Look for the string "name" and copy every line that has it.

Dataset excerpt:
......
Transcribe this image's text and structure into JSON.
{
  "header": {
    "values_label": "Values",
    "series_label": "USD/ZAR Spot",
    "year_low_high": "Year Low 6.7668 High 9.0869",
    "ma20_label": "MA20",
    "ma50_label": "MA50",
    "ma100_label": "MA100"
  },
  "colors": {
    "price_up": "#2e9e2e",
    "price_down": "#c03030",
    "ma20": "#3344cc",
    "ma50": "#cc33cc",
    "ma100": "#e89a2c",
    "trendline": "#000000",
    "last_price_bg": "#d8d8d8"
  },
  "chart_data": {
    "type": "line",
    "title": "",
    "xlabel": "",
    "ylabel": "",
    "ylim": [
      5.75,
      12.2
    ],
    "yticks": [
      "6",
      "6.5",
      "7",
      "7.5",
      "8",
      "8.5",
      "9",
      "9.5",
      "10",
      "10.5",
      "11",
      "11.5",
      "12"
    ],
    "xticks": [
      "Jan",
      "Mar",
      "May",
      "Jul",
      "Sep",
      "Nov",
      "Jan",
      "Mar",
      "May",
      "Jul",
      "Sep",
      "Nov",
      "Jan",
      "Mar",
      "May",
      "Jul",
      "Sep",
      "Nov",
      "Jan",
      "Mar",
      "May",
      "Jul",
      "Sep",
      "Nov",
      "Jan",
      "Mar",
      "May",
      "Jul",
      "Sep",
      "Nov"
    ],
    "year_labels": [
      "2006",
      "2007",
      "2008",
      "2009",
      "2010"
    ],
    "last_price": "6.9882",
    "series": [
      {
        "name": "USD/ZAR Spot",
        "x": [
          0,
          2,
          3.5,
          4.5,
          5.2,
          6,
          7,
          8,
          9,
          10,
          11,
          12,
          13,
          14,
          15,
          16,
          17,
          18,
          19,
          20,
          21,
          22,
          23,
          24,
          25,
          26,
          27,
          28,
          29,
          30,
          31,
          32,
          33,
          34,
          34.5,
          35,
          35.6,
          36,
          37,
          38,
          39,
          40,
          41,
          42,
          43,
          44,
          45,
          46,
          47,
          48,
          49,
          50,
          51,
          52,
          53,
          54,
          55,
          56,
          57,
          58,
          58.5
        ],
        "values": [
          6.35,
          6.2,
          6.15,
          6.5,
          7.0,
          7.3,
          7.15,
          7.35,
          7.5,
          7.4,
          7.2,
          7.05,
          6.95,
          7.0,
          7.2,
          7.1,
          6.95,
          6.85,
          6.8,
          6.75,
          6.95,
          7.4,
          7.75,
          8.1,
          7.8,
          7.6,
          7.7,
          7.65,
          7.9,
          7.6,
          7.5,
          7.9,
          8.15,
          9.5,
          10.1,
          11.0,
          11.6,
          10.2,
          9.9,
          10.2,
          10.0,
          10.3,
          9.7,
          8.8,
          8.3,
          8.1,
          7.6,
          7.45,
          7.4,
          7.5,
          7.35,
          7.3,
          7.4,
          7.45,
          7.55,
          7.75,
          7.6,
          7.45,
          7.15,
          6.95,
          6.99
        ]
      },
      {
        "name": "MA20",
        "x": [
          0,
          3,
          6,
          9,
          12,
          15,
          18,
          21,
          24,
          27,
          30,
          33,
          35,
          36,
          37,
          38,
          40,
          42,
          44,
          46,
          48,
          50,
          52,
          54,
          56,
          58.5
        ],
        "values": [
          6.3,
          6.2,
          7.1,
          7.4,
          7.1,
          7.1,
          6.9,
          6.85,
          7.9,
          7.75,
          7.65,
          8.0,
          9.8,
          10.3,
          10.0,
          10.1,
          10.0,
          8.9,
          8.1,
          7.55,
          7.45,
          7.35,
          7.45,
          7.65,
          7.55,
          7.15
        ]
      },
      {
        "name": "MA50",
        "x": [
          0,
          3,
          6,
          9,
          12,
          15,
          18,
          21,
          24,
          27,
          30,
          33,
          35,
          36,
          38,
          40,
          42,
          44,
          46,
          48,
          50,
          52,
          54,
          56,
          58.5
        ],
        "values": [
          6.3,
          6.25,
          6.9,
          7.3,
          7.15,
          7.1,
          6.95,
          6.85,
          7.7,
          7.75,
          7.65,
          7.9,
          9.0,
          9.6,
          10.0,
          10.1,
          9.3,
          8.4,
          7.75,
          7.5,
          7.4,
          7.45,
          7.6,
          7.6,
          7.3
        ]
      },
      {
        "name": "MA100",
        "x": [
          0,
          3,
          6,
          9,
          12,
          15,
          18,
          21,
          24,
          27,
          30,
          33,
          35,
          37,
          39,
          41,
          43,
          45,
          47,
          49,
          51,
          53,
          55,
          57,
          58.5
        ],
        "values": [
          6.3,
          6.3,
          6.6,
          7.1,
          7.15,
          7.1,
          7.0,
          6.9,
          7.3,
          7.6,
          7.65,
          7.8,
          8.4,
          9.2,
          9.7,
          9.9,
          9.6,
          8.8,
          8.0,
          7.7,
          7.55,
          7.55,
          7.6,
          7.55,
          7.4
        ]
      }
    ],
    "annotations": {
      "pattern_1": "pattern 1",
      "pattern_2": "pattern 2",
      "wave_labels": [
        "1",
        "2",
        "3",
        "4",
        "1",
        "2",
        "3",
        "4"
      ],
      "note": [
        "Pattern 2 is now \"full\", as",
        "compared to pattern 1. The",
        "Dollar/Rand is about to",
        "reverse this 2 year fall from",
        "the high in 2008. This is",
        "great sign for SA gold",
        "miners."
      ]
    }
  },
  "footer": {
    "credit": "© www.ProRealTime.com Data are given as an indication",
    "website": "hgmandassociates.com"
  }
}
......
*The result*
        "name": "USD/ZAR Spot",
        "name": "MA20",
        "name": "MA50",
        "name": "MA100",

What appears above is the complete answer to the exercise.